## [Provided passage]
2. How And When to Get Your Human's Attention. Humans often erroneously assume that there are other, more important activities than taking care of your immediate needs, such as conducting business, spending time with their families or even sleeping. Though this is dreadfully inconvenient, you can make this work to your advantage by pestering your human at the moment it is the busiest. It is usually so flustered that it will do whatever you want it to do, just to get you out of its hair. Not coincidentally, human teenagers follow this same practice. Here are some tried and true methods of getting your human to do what you want:
Sitting on paper: An oldie but a goodie. If a human has paper in front of it, chances are good it's something they assume is more important than you. They will often offer you a snack to lure you away.
Establish your supremacy over this wood pulp product at every opportunity. This practice also works well with computer keyboards, remote controls, car keys and small children.
Waking your human at odd hours: A cat's "golden time" is between 3:30 and 4:30 in the morning. If you paw at your human's sleeping face during this time, you have a better than even chance that it will get up and, in an incoherent haze, do exactly what you want. You may actually have to scratch deep sleepers to get their attention; remember to vary the scratch site to keep the human from getting suspicious.

## [Work to do]
Copy out the entire passage on getting a human's attention, word for word. The records here are separate material, apart from the passage on getting a human's attention.

## [Part of a data file]
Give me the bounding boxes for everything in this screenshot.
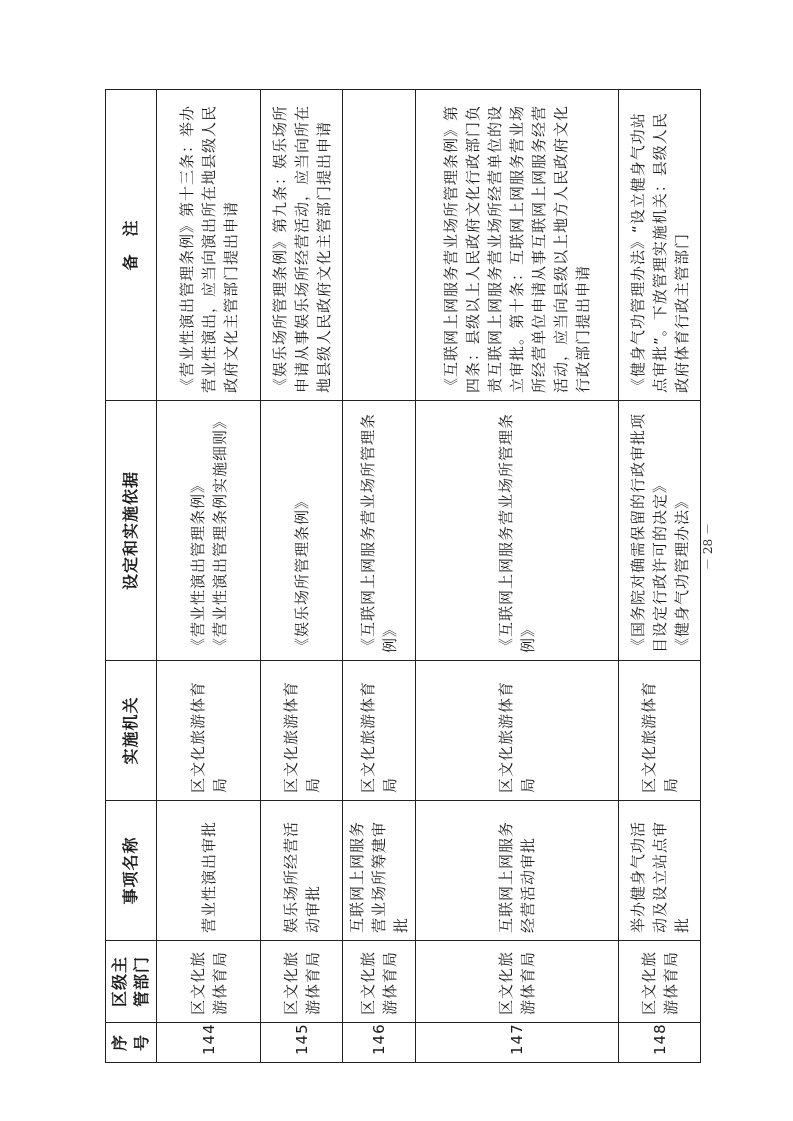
- header-note: 备 注: [106, 90, 157, 401]
- table-row: [343, 90, 416, 1063]
- header-seq: 序号: [106, 1023, 157, 1063]
- header-dept: 区级主管部门: [106, 941, 157, 1023]
- cell-name: 营业性演出审批: [157, 801, 261, 941]
- cell-seq: 144: [157, 1023, 261, 1063]
- cell-org: 区文化旅游体育局: [157, 661, 261, 801]
- cell-dept: 区文化旅游体育局: [416, 941, 619, 1023]
- cell-dept: 区文化旅游体育局: [343, 941, 416, 1023]
- approval-items-table: [105, 90, 691, 1063]
- page-number: － 28 －: [700, 523, 715, 570]
- header-row: [106, 90, 157, 1063]
- table-row: [619, 90, 701, 1063]
- cell-name: 举办健身气功活动及设立站点审批: [619, 801, 701, 941]
- cell-basis: 《营业性演出管理条例》 《营业性演出管理条例实施细则》: [157, 401, 261, 661]
- cell-seq: 148: [619, 1023, 701, 1063]
- cell-note: [343, 90, 416, 401]
- cell-dept: 区文化旅游体育局: [619, 941, 701, 1023]
- cell-org: 区文化旅游体育局: [416, 661, 619, 801]
- cell-note: 《娱乐场所管理条例》第九条：娱乐场所申请从事娱乐场所经营活动，应当向所在地县级人民政府文化主管部门提出申请: [261, 90, 343, 401]
- cell-note: 《营业性演出管理条例》第十三条：举办营业性演出，应当向演出所在地县级人民政府文化主管部门提出申请: [157, 90, 261, 401]
- cell-basis: 《互联网上网服务营业场所管理条例》: [416, 401, 619, 661]
- header-org: 实施机关: [106, 661, 157, 801]
- cell-org: 区文化旅游体育局: [343, 661, 416, 801]
- header-name: 事项名称: [106, 801, 157, 941]
- cell-org: 区文化旅游体育局: [619, 661, 701, 801]
- cell-seq: 147: [416, 1023, 619, 1063]
- cell-basis: 《国务院对确需保留的行政审批项目设定行政许可的决定》 《健身气功管理办法》: [619, 401, 701, 661]
- cell-dept: 区文化旅游体育局: [261, 941, 343, 1023]
- cell-name: 互联网上网服务经营活动审批: [416, 801, 619, 941]
- cell-basis: 《娱乐场所管理条例》: [261, 401, 343, 661]
- header-basis: 设定和实施依据: [106, 401, 157, 661]
- cell-dept: 区文化旅游体育局: [157, 941, 261, 1023]
- cell-name: 娱乐场所经营活动审批: [261, 801, 343, 941]
- cell-note: 《健身气功管理办法》“设立健身气功站点审批”。下放管理实施机关：县级人民政府体育行政主管部门: [619, 90, 701, 401]
- cell-seq: 146: [343, 1023, 416, 1063]
- table-row: [261, 90, 343, 1063]
- cell-org: 区文化旅游体育局: [261, 661, 343, 801]
- table-row: [416, 90, 619, 1063]
- cell-note: 《互联网上网服务营业场所管理条例》第四条：县级以上人民政府文化行政部门负责互联网上网服务营业场所经营单位的设立审批。第十条：互联网上网服务营业场所经营单位申请从事互联网上网服务经营活动，应当向县级以上地方人民政府文化行政部门提出申请: [416, 90, 619, 401]
- cell-basis: 《互联网上网服务营业场所管理条例》: [343, 401, 416, 661]
- items-table: [105, 89, 701, 1063]
- cell-seq: 145: [261, 1023, 343, 1063]
- table-row: [157, 90, 261, 1063]
- cell-name: 互联网上网服务营业场所筹建审批: [343, 801, 416, 941]
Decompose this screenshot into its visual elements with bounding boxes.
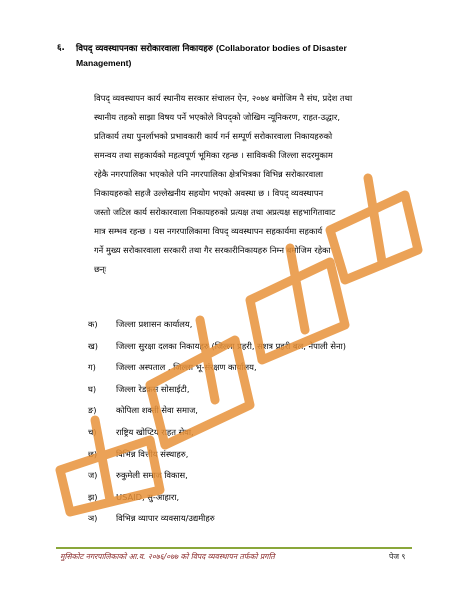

## [Response to the task]
2. How And When to Get Your Human's Attention. Humans often erroneously assume that there are other, more important activities than taking care of your immediate needs, such as conducting business, spending time with their families or even sleeping. Though this is dreadfully inconvenient, you can make this work to your advantage by pestering your human at the moment it is the busiest. It is usually so flustered that it will do whatever you want it to do, just to get you out of its hair. Not coincidentally, human teenagers follow this same practice. Here are some tried and true methods of getting your human to do what you want:
Sitting on paper: An oldie but a goodie. If a human has paper in front of it, chances are good it's something they assume is more important than you. They will often offer you a snack to lure you away.
Establish your supremacy over this wood pulp product at every opportunity. This practice also works well with computer keyboards, remote controls, car keys and small children.
Waking your human at odd hours: A cat's "golden time" is between 3:30 and 4:30 in the morning. If you paw at your human's sleeping face during this time, you have a better than even chance that it will get up and, in an incoherent haze, do exactly what you want. You may actually have to scratch deep sleepers to get their attention; remember to vary the scratch site to keep the human from getting suspicious.